== Material to process
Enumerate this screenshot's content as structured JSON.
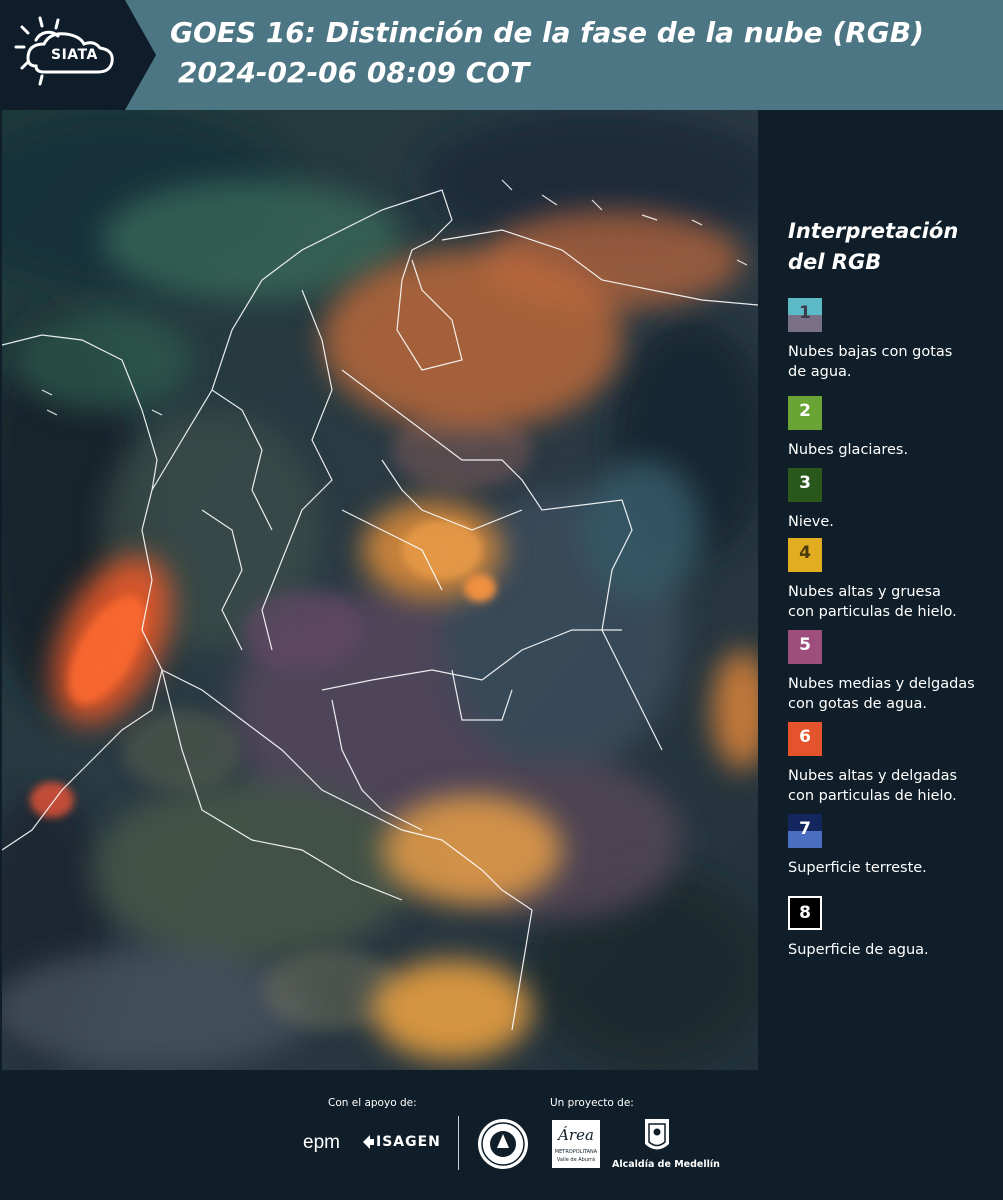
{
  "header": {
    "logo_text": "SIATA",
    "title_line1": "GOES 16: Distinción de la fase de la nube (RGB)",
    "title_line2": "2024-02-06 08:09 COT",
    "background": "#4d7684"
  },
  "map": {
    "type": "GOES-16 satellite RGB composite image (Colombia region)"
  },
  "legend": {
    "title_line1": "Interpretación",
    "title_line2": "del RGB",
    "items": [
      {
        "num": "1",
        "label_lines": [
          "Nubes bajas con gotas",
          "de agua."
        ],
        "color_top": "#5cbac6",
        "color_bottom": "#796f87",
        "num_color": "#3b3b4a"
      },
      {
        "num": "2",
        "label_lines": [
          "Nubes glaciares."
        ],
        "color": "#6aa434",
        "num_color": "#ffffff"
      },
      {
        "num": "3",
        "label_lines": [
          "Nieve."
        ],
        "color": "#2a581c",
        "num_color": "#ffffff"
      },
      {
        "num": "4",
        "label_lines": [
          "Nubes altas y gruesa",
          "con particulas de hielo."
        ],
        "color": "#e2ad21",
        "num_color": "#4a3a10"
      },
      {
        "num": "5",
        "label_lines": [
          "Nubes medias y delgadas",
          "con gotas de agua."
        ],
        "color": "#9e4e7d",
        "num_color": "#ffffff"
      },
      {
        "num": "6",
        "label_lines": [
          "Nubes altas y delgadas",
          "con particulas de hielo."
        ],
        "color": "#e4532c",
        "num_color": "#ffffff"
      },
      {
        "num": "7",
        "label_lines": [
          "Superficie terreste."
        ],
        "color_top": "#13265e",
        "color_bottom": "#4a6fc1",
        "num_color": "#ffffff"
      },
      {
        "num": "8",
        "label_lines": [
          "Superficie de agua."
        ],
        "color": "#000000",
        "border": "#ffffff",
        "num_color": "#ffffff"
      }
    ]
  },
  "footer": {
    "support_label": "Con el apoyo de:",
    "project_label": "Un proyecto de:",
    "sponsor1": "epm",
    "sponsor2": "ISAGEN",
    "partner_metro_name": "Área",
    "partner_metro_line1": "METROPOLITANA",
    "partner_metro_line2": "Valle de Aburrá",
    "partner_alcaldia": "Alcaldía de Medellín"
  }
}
====
## [Instructions for the task]
Give only the number of lines above that hold the string "delgadas".

## [Task output]
2